- Conference: Atlantic Coast Conference
- Coastal Division
- Record: 3–9 (2–6 ACC)
- Head coach: John Bunting (6th season);
- Offensive coordinator: Frank Cignetti Jr. (1st season)
- Offensive scheme: Pro-style
- Defensive coordinator: Marvin Sanders (3rd season)
- Base defense: 4–3
- Captains: Melik Brown; Ronnie McGill; Kareen Taylor;
- Home stadium: Kenan Memorial Stadium

= 2006 North Carolina Tar Heels football team =

American college football season

The 2006 North Carolina Tar Heels football team represented the University of North Carolina at Chapel Hill as a member of Coastal Division of the Atlantic Coast Conference (ACC) during the 2006 NCAA Division I FBS football season. Led by sixth-year head coach John Bunting, the Tar Heels played their home games at Kenan Memorial Stadium in Chapel Hill, North Carolina. North Carolina finished the season 3–9 overall and 2–6 in ACC play to place fifth in the Coastal Division.
──────────
• _Problems to work on_
a – In the 2006 Tar Heels football text, who was the defensive coordinator?
b – Please reproduce a passage of the 2006 Tar Heels football text, starting at "- Conference: Atlantic" and ending at "Jr. (1st season)".
c – Write what comes next in the 2006 Tar Heels football text, picking up after its final sentence.
The material after this point comes from a separate source.

• _Stored data_
──────────
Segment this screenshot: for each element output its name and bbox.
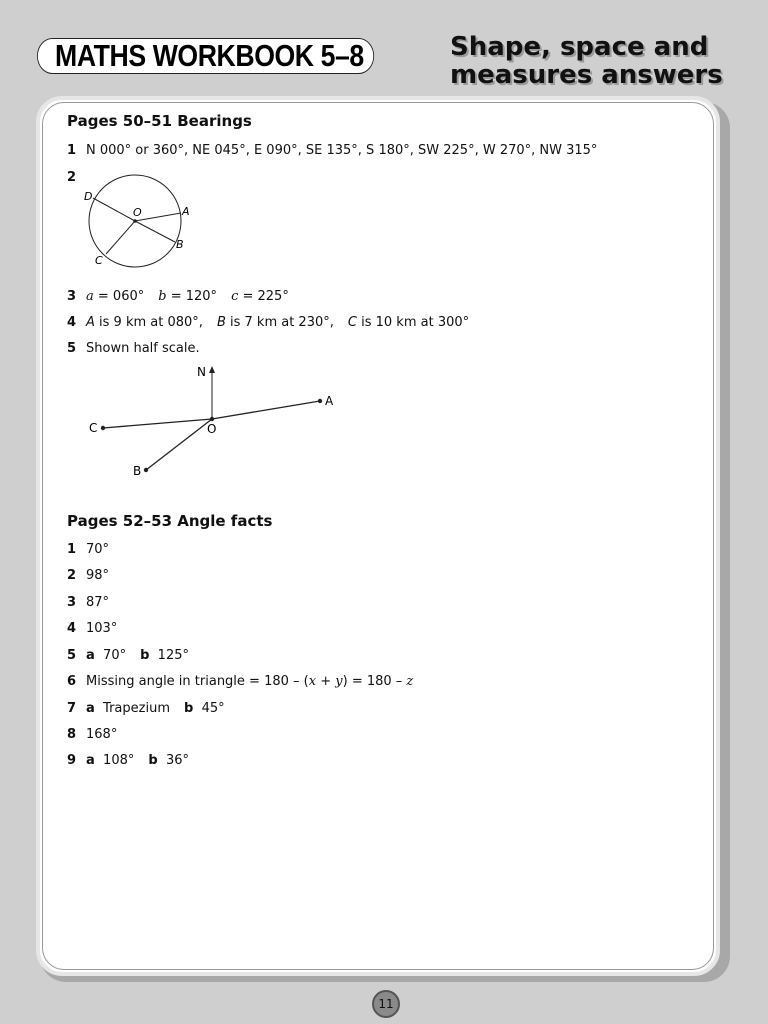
──────────
• _Solved problems_
a – Marvin Sanders

b –
- Conference: Atlantic Coast Conference
- Coastal Division
- Record: 3–9 (2–6 ACC)
- Head coach: John Bunting (6th season);
- Offensive coordinator: Frank Cignetti Jr. (1st season)

c –
==Schedule==

| Date | Time | Opponent | Site | TV | Result | Attendance | Source |
| September 2 | 3:30 p.m. | Rutgers* | Kenan Memorial Stadium; Chapel Hill, NC; | ABC | L 16–21 | 50,000 |  |
| September 9 | 12:00 p.m. | No. 16 Virginia Tech | Kenan Memorial Stadium; Chapel Hill, NC; | ESPN | L 10–35 | 57,000 |  |
| September 16 | 7:00 p.m. | No. 4 (FCS) Furman* | Kenan Memorial Stadium; Chapel Hill, NC; | ESPNU | W 45–42 | 47,000 |  |
| September 23 | 12:00 p.m. | at No. 19 Clemson | Memorial Stadium; Clemson, SC; | ESPN360 | L 7–52 | 81,886 |  |
| October 7 | 12:00 p.m. | at Miami | Miami Orange Bowl; Miami, FL; | LFS | L 7–27 | 29,621 |  |
| October 14 | 12:00 p.m. | South Florida* | Kenan Memorial Stadium; Chapel Hill, NC; | ESPNU | L 20–37 | 44,000 |  |
| October 19 | 7:30 p.m. | at Virginia | Scott Stadium; Charlottesville, VA (South's Oldest Rivalry); | ESPN | L 0–23 | 56,632 |  |
| October 28 | 3:30 p.m. | No. 24 Wake Forest | Kenan Memorial Stadium; Chapel Hill, NC (rivalry); | ESPNU | L 17–24 | 49,000 |  |
| November 4 | 2:30 p.m. | at No. 11 Notre Dame* | Notre Dame Stadium; Notre Dame, IN (rivalry); | NBC | L 26–45 | 80,795 |  |
| November 11 | 12:00 p.m. | No. 19 Georgia Tech | Kenan Memorial Stadium; Chapel Hill, NC; | LFS | L 0–7 | 41,000 |  |
| November 18 | 12:00 p.m. | NC State | Kenan Memorial Stadium; Chapel Hill, NC (rivalry); | LFS | W 23–9 | 54,000 |  |
| November 25 | 12:00 p.m. | at Duke | Wallace Wade Stadium; Durham, NC (Victory Bell); | ESPN360 | W 45–44 | 24,478 |  |
*Non-conference game; Homecoming; Rankings from AP Poll released prior to the game; All times are in Eastern time;

==Coaching staff==
The 2006 season was the last for John Bunting as head coach. He was to be replaced by Butch Davis in the postseason.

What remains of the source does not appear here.